SHORT TASK: All of the lines below are to be printed again exactly; images are excluded from the output.

TASK DATA:
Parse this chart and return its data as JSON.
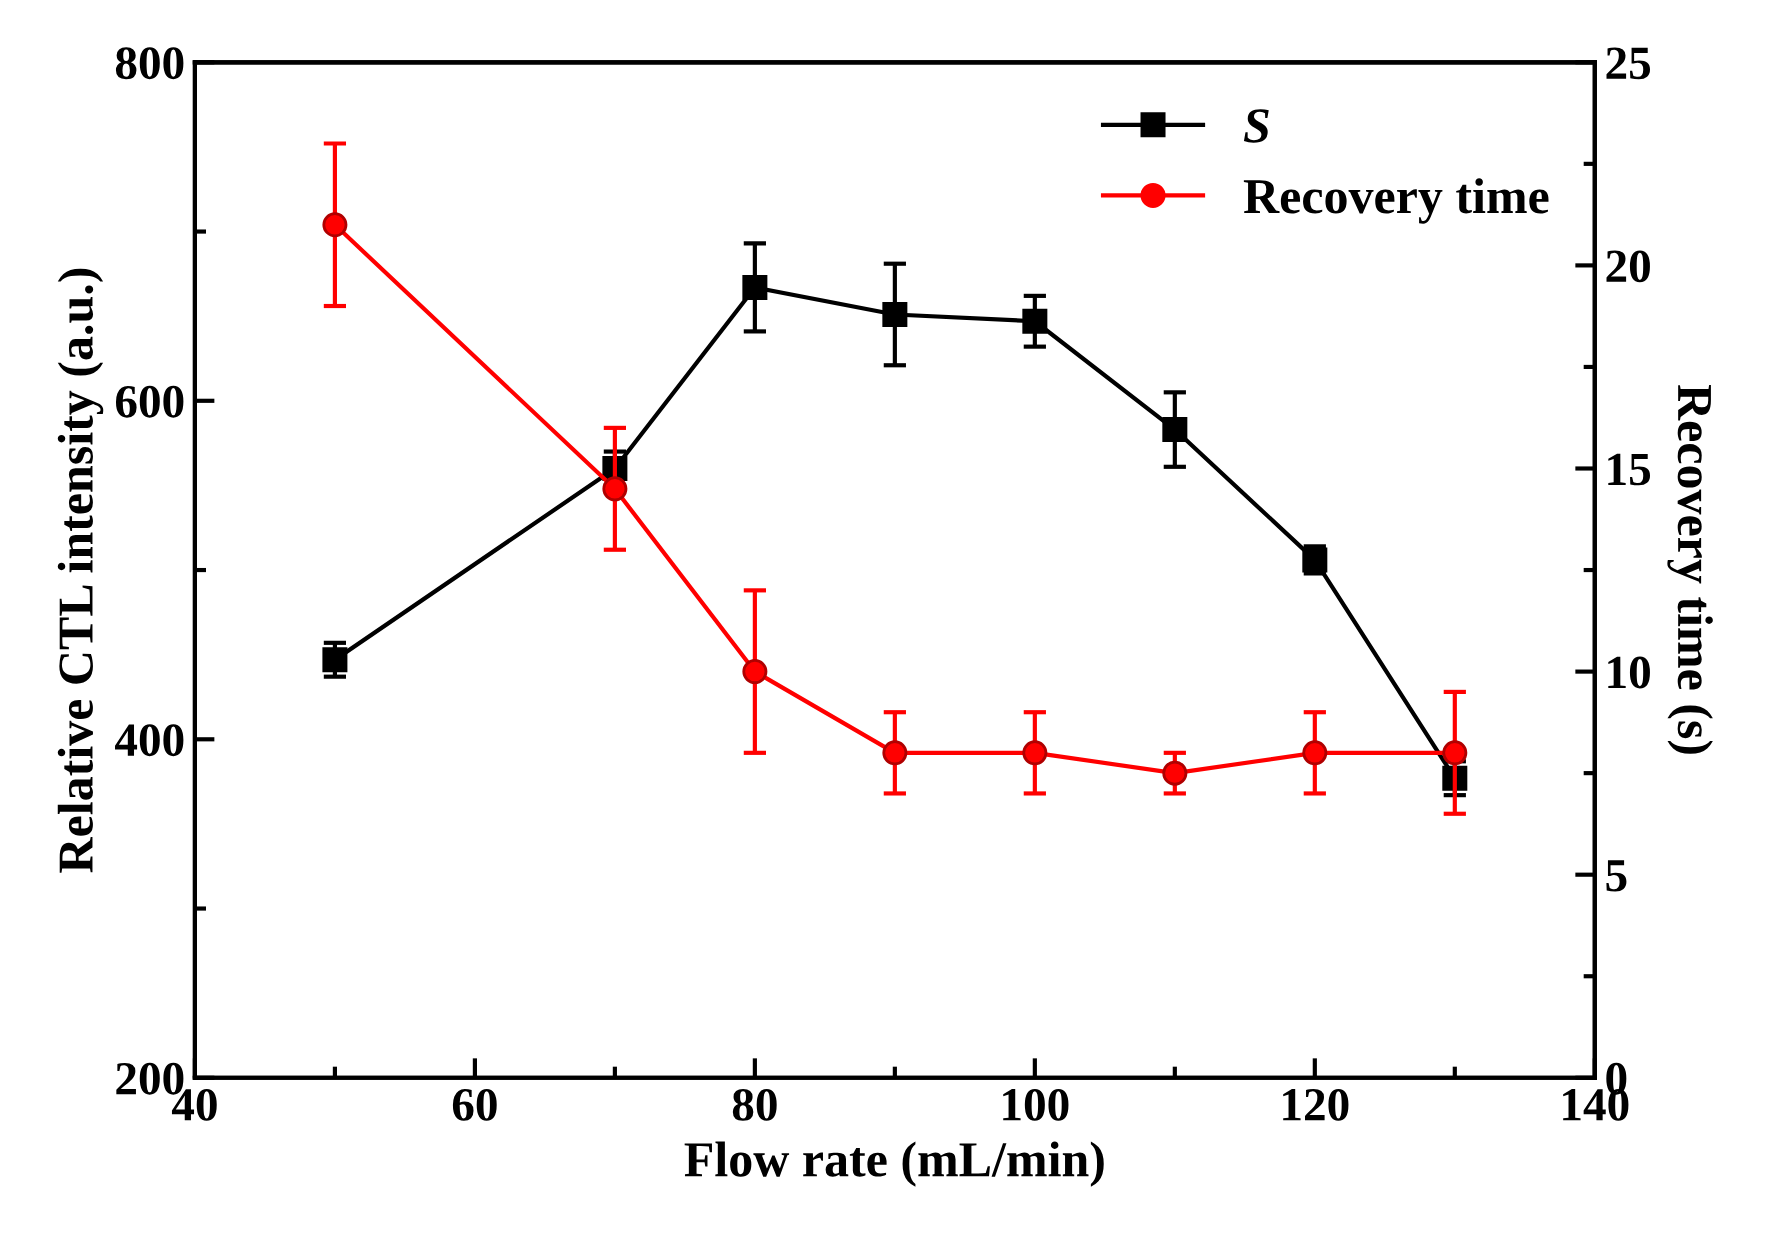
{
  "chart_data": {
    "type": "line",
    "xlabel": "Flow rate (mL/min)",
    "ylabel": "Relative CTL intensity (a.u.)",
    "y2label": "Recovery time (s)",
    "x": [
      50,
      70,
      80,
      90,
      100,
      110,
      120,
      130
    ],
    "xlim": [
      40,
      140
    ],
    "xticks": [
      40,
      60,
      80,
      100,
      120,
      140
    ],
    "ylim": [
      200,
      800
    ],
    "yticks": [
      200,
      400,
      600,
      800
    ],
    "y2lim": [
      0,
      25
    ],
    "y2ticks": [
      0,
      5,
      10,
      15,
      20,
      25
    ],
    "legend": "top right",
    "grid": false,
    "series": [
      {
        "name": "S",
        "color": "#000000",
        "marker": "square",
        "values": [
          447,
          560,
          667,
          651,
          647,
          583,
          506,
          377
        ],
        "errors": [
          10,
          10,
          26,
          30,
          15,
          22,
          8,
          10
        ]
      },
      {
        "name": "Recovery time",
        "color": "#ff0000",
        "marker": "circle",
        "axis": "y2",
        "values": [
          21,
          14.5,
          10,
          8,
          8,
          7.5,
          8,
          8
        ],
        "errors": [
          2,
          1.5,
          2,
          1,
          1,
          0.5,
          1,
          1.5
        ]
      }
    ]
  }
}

RESULT OF THE EXERCISE:
Parse this chart and return its data as JSON.
{
  "chart_data": {
    "type": "line",
    "xlabel": "Flow rate (mL/min)",
    "ylabel": "Relative CTL intensity (a.u.)",
    "y2label": "Recovery time (s)",
    "x": [
      50,
      70,
      80,
      90,
      100,
      110,
      120,
      130
    ],
    "xlim": [
      40,
      140
    ],
    "xticks": [
      40,
      60,
      80,
      100,
      120,
      140
    ],
    "ylim": [
      200,
      800
    ],
    "yticks": [
      200,
      400,
      600,
      800
    ],
    "y2lim": [
      0,
      25
    ],
    "y2ticks": [
      0,
      5,
      10,
      15,
      20,
      25
    ],
    "legend": "top right",
    "grid": false,
    "series": [
      {
        "name": "S",
        "color": "#000000",
        "marker": "square",
        "values": [
          447,
          560,
          667,
          651,
          647,
          583,
          506,
          377
        ],
        "errors": [
          10,
          10,
          26,
          30,
          15,
          22,
          8,
          10
        ]
      },
      {
        "name": "Recovery time",
        "color": "#ff0000",
        "marker": "circle",
        "axis": "y2",
        "values": [
          21,
          14.5,
          10,
          8,
          8,
          7.5,
          8,
          8
        ],
        "errors": [
          2,
          1.5,
          2,
          1,
          1,
          0.5,
          1,
          1.5
        ]
      }
    ]
  }
}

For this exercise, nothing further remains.